## Given exercise 1:
Rewrite the listing from its first line through the line containing "sidebar-subitem[interactable]: 组织机构 [0, 391, 299, 431]", changing "nav-link" to "header-link" and keeping everything else the same.

If you haven't yet tried a raw marrow bone, I would give that a try. You can get them cheap at the market or butchers. I like to freeze them first. You can try giving them to him outside, where he may be more apt to feel free to chew on it. Those usually will entice a picky/non chewing dog to chew. If he starts to chew/lick it, praise him. I have found those dental type bones to not be too tasty for my picky dog, and I have tried tons of them. Marrow bones rock! lol

Make sure you have him on a good quality diet. It may take awhile for his doggy odor to go away. If he has been fed a less than great diet, and has other health issues, they may all contribute to doggy odor.


----------



## Patt (Feb 12, 2008)

Thank you for adopting a 4 yo Beagle. It's not that unusual that dogs don't chew, two of mine can't be bothered and I'm happy with that. Since you just adopted him I recommend a vet visit for a well check ASAP. Hopefully the vet will discover what is causing the odor. It could be many things, teeth, ears, gastrointestional, AG's etc. Let us know what the vet says.


----------



## Millerlite (Aug 11, 2008)

Thank you all very much for the advice and kind words.

I was going to take him to the vet anyways because he appears to have a bee sting or spider bite that has caused some irritation and hair-loss so I will bring up the other issue while I'm there.

The odor to me smells like common foul dog smell on his fur....but I can't seem to get rid of it (even for a day) so it must need some serious attention.

## Excerpted data:
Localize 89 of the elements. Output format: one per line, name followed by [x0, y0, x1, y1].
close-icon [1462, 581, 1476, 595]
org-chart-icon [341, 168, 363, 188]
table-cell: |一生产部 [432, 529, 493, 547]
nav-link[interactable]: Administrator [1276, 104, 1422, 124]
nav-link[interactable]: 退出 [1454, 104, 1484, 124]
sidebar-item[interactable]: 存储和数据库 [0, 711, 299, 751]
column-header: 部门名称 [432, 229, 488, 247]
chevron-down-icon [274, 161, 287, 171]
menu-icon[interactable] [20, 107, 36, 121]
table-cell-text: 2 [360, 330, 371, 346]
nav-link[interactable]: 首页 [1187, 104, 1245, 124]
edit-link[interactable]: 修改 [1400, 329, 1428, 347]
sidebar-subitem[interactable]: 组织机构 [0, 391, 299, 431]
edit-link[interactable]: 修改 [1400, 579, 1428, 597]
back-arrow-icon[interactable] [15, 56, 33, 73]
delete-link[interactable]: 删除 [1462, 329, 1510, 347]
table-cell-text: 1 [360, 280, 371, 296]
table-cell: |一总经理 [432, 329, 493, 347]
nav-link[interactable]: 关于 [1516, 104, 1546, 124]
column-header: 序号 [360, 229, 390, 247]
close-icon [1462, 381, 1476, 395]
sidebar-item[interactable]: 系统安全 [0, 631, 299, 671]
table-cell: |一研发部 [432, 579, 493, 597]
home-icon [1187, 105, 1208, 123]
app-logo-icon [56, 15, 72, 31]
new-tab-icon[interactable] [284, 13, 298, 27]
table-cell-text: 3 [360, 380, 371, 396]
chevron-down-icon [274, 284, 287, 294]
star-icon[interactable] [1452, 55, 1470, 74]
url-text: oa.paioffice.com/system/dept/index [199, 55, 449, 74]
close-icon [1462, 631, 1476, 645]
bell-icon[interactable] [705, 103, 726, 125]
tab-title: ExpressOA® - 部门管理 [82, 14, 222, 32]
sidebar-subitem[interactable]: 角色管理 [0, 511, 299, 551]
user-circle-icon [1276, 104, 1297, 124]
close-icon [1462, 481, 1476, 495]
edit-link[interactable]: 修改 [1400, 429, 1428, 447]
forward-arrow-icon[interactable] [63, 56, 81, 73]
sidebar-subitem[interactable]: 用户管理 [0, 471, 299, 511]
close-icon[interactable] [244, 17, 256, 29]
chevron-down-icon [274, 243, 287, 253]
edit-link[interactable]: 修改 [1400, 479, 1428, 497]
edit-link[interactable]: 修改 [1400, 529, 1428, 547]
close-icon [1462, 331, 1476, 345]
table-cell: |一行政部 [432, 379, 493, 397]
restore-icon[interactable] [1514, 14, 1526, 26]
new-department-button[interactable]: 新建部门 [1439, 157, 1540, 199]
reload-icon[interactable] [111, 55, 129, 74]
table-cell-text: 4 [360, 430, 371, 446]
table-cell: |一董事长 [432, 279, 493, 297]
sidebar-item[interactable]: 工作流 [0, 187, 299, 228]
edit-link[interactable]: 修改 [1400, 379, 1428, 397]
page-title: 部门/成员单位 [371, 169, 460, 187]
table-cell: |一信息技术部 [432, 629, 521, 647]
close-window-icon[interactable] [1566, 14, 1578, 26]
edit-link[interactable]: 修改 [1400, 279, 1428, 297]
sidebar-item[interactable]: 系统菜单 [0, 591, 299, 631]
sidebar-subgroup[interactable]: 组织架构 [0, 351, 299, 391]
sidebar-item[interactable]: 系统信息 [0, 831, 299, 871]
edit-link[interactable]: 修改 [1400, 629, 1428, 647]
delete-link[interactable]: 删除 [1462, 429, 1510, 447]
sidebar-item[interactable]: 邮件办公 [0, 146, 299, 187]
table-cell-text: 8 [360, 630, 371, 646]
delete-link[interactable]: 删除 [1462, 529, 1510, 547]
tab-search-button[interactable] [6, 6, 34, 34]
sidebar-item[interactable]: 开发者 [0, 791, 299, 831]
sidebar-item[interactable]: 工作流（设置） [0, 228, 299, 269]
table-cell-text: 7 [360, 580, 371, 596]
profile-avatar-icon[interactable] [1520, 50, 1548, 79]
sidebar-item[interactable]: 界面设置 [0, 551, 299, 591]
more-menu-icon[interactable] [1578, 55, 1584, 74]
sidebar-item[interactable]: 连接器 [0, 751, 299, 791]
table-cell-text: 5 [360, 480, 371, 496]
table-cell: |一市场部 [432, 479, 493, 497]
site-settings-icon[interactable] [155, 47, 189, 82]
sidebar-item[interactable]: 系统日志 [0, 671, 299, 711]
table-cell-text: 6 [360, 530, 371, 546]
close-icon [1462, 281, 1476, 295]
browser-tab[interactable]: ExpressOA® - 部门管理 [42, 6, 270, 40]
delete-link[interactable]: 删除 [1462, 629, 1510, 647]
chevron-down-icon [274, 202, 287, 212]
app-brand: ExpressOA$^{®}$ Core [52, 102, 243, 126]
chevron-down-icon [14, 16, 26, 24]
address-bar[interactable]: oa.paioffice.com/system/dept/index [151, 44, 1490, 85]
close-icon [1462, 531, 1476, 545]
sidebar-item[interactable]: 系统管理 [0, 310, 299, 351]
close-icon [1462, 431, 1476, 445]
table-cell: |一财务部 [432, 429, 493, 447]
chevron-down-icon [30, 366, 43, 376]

## Given exercise 2:
Quote every sentence in the dog-odor forum thread that begins with the word "If".

## Task solution 1:
Localize 89 of the elements. Output format: one per line, name followed by [x0, y0, x1, y1].
close-icon [1462, 581, 1476, 595]
org-chart-icon [341, 168, 363, 188]
table-cell: |一生产部 [432, 529, 493, 547]
header-link[interactable]: Administrator [1276, 104, 1422, 124]
header-link[interactable]: 退出 [1454, 104, 1484, 124]
sidebar-item[interactable]: 存储和数据库 [0, 711, 299, 751]
column-header: 部门名称 [432, 229, 488, 247]
chevron-down-icon [274, 161, 287, 171]
menu-icon[interactable] [20, 107, 36, 121]
table-cell-text: 2 [360, 330, 371, 346]
header-link[interactable]: 首页 [1187, 104, 1245, 124]
edit-link[interactable]: 修改 [1400, 329, 1428, 347]
sidebar-subitem[interactable]: 组织机构 [0, 391, 299, 431]

## Task solution 2:
If you haven't yet tried a raw marrow bone, I would give that a try.
If he starts to chew/lick it, praise him.
If he has been fed a less than great diet, and has other health issues, they may all contribute to doggy odor.